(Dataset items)
════════════════════
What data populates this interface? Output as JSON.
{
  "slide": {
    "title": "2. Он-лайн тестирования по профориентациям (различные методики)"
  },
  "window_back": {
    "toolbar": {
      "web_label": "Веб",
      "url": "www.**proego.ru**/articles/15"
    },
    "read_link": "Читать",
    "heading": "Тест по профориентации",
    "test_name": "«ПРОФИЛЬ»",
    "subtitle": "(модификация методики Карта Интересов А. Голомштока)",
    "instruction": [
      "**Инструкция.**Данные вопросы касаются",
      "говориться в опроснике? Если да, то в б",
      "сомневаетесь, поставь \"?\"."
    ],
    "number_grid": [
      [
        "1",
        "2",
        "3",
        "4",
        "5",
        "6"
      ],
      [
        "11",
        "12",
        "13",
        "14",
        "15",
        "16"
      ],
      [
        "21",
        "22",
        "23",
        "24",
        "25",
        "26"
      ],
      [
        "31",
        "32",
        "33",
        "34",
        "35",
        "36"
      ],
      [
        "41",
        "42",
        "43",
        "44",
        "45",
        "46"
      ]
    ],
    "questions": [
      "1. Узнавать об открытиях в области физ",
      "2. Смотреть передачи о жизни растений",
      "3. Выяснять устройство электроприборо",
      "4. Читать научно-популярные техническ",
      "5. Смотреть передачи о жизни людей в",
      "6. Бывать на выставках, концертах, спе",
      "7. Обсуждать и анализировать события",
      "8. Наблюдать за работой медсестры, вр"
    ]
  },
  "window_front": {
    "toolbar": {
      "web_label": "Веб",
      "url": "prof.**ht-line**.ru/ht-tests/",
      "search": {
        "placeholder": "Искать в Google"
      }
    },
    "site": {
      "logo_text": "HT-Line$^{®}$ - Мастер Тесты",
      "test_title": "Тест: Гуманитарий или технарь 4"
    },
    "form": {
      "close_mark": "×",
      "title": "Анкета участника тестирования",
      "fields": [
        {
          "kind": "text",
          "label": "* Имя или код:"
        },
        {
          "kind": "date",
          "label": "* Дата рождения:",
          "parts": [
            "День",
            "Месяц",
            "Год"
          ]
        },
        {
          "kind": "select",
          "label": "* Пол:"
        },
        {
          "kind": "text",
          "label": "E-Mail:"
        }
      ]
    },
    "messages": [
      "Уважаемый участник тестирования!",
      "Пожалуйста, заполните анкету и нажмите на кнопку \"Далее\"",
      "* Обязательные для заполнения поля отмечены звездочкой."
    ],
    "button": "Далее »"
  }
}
════════════════════
### [What you are asked to do]
Extract all lines containing the word "жизни".

### [Solution to this task]
      "2. Смотреть передачи о жизни растений",
      "5. Смотреть передачи о жизни людей в",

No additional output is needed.